**Aim of the exercise:** Every line of the records must be repeated exactly; pictures stay out.

**Data lines:**
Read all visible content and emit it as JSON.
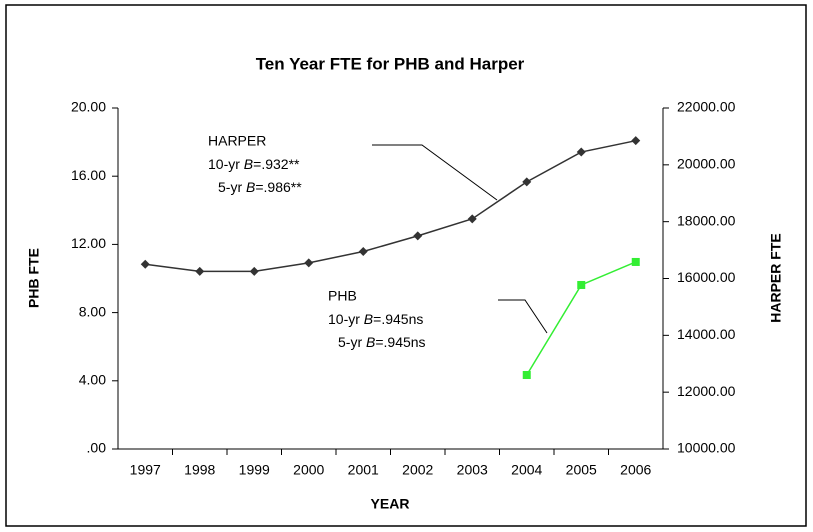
{
  "chart_data": {
    "type": "line",
    "title": "Ten Year FTE for PHB and Harper",
    "xlabel": "YEAR",
    "ylabel": "PHB FTE",
    "y2label": "HARPER FTE",
    "categories": [
      "1997",
      "1998",
      "1999",
      "2000",
      "2001",
      "2002",
      "2003",
      "2004",
      "2005",
      "2006"
    ],
    "ylim": [
      0,
      20
    ],
    "yticks": [
      {
        "value": 0,
        "label": ".00"
      },
      {
        "value": 4,
        "label": "4.00"
      },
      {
        "value": 8,
        "label": "8.00"
      },
      {
        "value": 12,
        "label": "12.00"
      },
      {
        "value": 16,
        "label": "16.00"
      },
      {
        "value": 20,
        "label": "20.00"
      }
    ],
    "y2lim": [
      10000,
      22000
    ],
    "y2ticks": [
      {
        "value": 10000,
        "label": "10000.00"
      },
      {
        "value": 12000,
        "label": "12000.00"
      },
      {
        "value": 14000,
        "label": "14000.00"
      },
      {
        "value": 16000,
        "label": "16000.00"
      },
      {
        "value": 18000,
        "label": "18000.00"
      },
      {
        "value": 20000,
        "label": "20000.00"
      },
      {
        "value": 22000,
        "label": "22000.00"
      }
    ],
    "series": [
      {
        "name": "HARPER",
        "color": "#333333",
        "marker": "diamond",
        "axis": "y2",
        "values": [
          16500,
          16250,
          16250,
          16550,
          16950,
          17500,
          18100,
          19400,
          20450,
          20850
        ]
      },
      {
        "name": "PHB",
        "color": "#33ee33",
        "marker": "square",
        "axis": "y",
        "values": [
          null,
          null,
          null,
          null,
          null,
          null,
          null,
          4.34,
          9.62,
          10.97
        ]
      }
    ],
    "annotations": [
      {
        "title": "HARPER",
        "lines": [
          {
            "pre": "10-yr ",
            "sym": "B",
            "post": "=.932**"
          },
          {
            "pre": "5-yr ",
            "sym": "B",
            "post": "=.986**"
          }
        ]
      },
      {
        "title": "PHB",
        "lines": [
          {
            "pre": "10-yr ",
            "sym": "B",
            "post": "=.945ns"
          },
          {
            "pre": "5-yr ",
            "sym": "B",
            "post": "=.945ns"
          }
        ]
      }
    ]
  }
}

**Response to this task:**
Read all visible content and emit it as JSON.
{
  "chart_data": {
    "type": "line",
    "title": "Ten Year FTE for PHB and Harper",
    "xlabel": "YEAR",
    "ylabel": "PHB FTE",
    "y2label": "HARPER FTE",
    "categories": [
      "1997",
      "1998",
      "1999",
      "2000",
      "2001",
      "2002",
      "2003",
      "2004",
      "2005",
      "2006"
    ],
    "ylim": [
      0,
      20
    ],
    "yticks": [
      {
        "value": 0,
        "label": ".00"
      },
      {
        "value": 4,
        "label": "4.00"
      },
      {
        "value": 8,
        "label": "8.00"
      },
      {
        "value": 12,
        "label": "12.00"
      },
      {
        "value": 16,
        "label": "16.00"
      },
      {
        "value": 20,
        "label": "20.00"
      }
    ],
    "y2lim": [
      10000,
      22000
    ],
    "y2ticks": [
      {
        "value": 10000,
        "label": "10000.00"
      },
      {
        "value": 12000,
        "label": "12000.00"
      },
      {
        "value": 14000,
        "label": "14000.00"
      },
      {
        "value": 16000,
        "label": "16000.00"
      },
      {
        "value": 18000,
        "label": "18000.00"
      },
      {
        "value": 20000,
        "label": "20000.00"
      },
      {
        "value": 22000,
        "label": "22000.00"
      }
    ],
    "series": [
      {
        "name": "HARPER",
        "color": "#333333",
        "marker": "diamond",
        "axis": "y2",
        "values": [
          16500,
          16250,
          16250,
          16550,
          16950,
          17500,
          18100,
          19400,
          20450,
          20850
        ]
      },
      {
        "name": "PHB",
        "color": "#33ee33",
        "marker": "square",
        "axis": "y",
        "values": [
          null,
          null,
          null,
          null,
          null,
          null,
          null,
          4.34,
          9.62,
          10.97
        ]
      }
    ],
    "annotations": [
      {
        "title": "HARPER",
        "lines": [
          {
            "pre": "10-yr ",
            "sym": "B",
            "post": "=.932**"
          },
          {
            "pre": "5-yr ",
            "sym": "B",
            "post": "=.986**"
          }
        ]
      },
      {
        "title": "PHB",
        "lines": [
          {
            "pre": "10-yr ",
            "sym": "B",
            "post": "=.945ns"
          },
          {
            "pre": "5-yr ",
            "sym": "B",
            "post": "=.945ns"
          }
        ]
      }
    ]
  }
}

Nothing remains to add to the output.